- _Exercise directions_: List all the lines in these records that hold "frac".

((

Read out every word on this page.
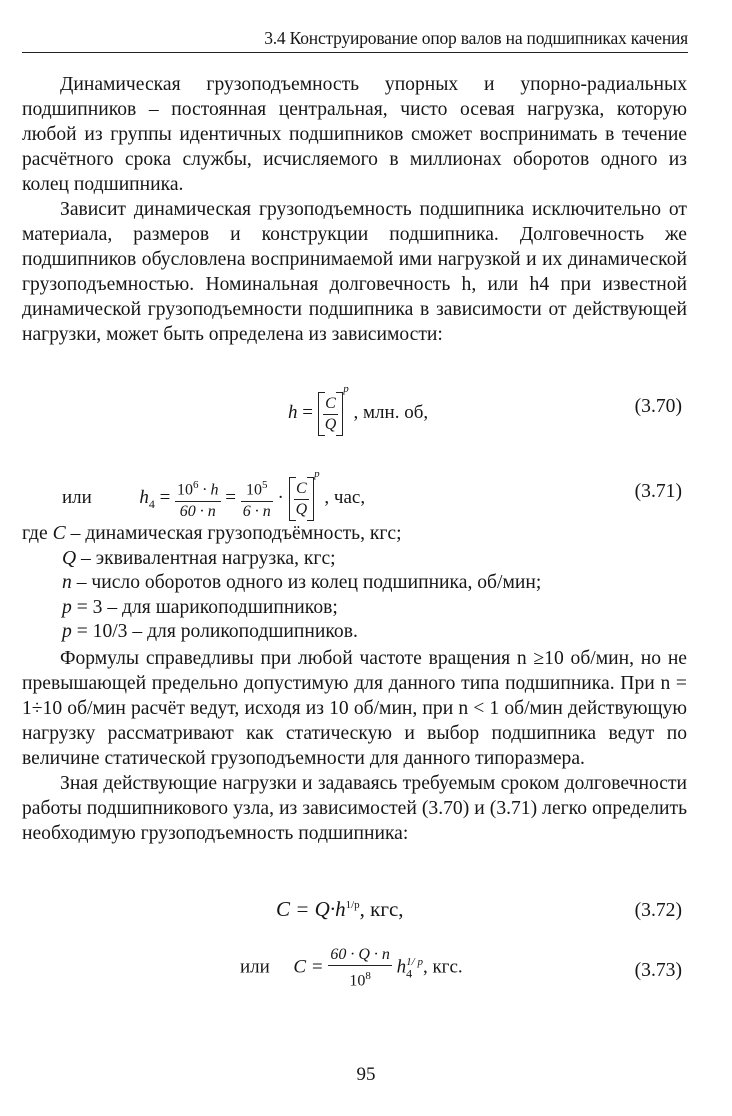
3.4 Конструирование опор валов на подшипниках качения

Динамическая грузоподъемность упорных и упорно-радиальных подшипников – постоянная центральная, чисто осевая нагрузка, которую любой из группы идентичных подшипников сможет воспринимать в течение расчётного срока службы, исчисляемого в миллионах оборотов одного из колец подшипника.

Зависит динамическая грузоподъемность подшипника исключительно от материала, размеров и конструкции подшипника. Долговечность же подшипников обусловлена воспринимаемой ими нагрузкой и их динамической грузоподъемностью. Номинальная долговечность h, или h4 при известной динамической грузоподъемности подшипника в зависимости от действующей нагрузки, может быть определена из зависимости:

$h = \frac{C}{Q}$
$^p$ , млн. об,	(3.70)
или	$h_4 = \frac{10^6 \cdot h}{60 \cdot n} = \frac{10^5}{6 \cdot n} \cdot \frac{C}{Q}$
$^p$ , час,	(3.71)
где C – динамическая грузоподъёмность, кгс;
Q – эквивалентная нагрузка, кгс;
n – число оборотов одного из колец подшипника, об/мин;
p = 3 – для шарикоподшипников;
p = 10/3 – для роликоподшипников.

Формулы справедливы при любой частоте вращения n ≥10 об/мин, но не превышающей предельно допустимую для данного типа подшипника. При n = 1÷10 об/мин расчёт ведут, исходя из 10 об/мин, при n < 1 об/мин действующую нагрузку рассматривают как статическую и выбор подшипника ведут по величине статической грузоподъемности для данного типоразмера.

Зная действующие нагрузки и задаваясь требуемым сроком долговечности работы подшипникового узла, из зависимостей (3.70) и (3.71) легко определить необходимую грузоподъемность подшипника:

$C = Q\cdot h^{1/p}$, кгс,	(3.72)
или $C = \frac{60 \cdot Q \cdot n}{10^8} h_4^{1/ p}$, кгс.	(3.73)
95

))

- _Response for this exercise_:
$h = \frac{C}{Q}$
или	$h_4 = \frac{10^6 \cdot h}{60 \cdot n} = \frac{10^5}{6 \cdot n} \cdot \frac{C}{Q}$
или $C = \frac{60 \cdot Q \cdot n}{10^8} h_4^{1/ p}$, кгс.	(3.73)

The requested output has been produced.